**Task**
Reproduce all of the records exactly.

**The data**
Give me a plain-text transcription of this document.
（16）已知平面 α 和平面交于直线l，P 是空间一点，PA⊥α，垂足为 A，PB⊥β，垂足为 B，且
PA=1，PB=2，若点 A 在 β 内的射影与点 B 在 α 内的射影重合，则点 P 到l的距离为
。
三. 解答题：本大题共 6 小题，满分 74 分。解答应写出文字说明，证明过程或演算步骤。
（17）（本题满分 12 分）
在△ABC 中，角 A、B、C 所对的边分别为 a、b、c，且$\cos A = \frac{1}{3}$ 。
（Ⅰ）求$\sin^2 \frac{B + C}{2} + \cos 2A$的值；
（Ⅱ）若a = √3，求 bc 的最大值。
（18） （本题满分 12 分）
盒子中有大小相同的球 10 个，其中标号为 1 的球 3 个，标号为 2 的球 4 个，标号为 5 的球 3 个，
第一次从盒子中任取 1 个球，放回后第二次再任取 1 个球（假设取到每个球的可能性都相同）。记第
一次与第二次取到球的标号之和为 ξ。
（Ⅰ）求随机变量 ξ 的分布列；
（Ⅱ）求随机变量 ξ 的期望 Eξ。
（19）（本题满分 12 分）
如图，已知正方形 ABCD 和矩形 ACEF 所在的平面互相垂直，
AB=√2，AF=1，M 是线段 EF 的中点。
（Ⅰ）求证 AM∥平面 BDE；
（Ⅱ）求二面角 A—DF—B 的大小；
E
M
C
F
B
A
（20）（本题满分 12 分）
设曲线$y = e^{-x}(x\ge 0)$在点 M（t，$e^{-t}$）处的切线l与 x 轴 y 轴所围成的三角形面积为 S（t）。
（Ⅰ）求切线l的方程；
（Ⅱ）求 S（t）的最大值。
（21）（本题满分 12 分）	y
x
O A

**Output for this task**
Give me a plain-text transcription of this document.
（16）已知平面 α 和平面交于直线l，P 是空间一点，PA⊥α，垂足为 A，PB⊥β，垂足为 B，且
PA=1，PB=2，若点 A 在 β 内的射影与点 B 在 α 内的射影重合，则点 P 到l的距离为
。
三. 解答题：本大题共 6 小题，满分 74 分。解答应写出文字说明，证明过程或演算步骤。
（17）（本题满分 12 分）
在△ABC 中，角 A、B、C 所对的边分别为 a、b、c，且$\cos A = \frac{1}{3}$ 。
（Ⅰ）求$\sin^2 \frac{B + C}{2} + \cos 2A$的值；
（Ⅱ）若a = √3，求 bc 的最大值。
（18） （本题满分 12 分）
盒子中有大小相同的球 10 个，其中标号为 1 的球 3 个，标号为 2 的球 4 个，标号为 5 的球 3 个，
第一次从盒子中任取 1 个球，放回后第二次再任取 1 个球（假设取到每个球的可能性都相同）。记第
一次与第二次取到球的标号之和为 ξ。
（Ⅰ）求随机变量 ξ 的分布列；
（Ⅱ）求随机变量 ξ 的期望 Eξ。
（19）（本题满分 12 分）
如图，已知正方形 ABCD 和矩形 ACEF 所在的平面互相垂直，
AB=√2，AF=1，M 是线段 EF 的中点。
（Ⅰ）求证 AM∥平面 BDE；
（Ⅱ）求二面角 A—DF—B 的大小；
E
M
C
F
B
A
（20）（本题满分 12 分）
设曲线$y = e^{-x}(x\ge 0)$在点 M（t，$e^{-t}$）处的切线l与 x 轴 y 轴所围成的三角形面积为 S（t）。
（Ⅰ）求切线l的方程；
（Ⅱ）求 S（t）的最大值。
（21）（本题满分 12 分）	y
x
O A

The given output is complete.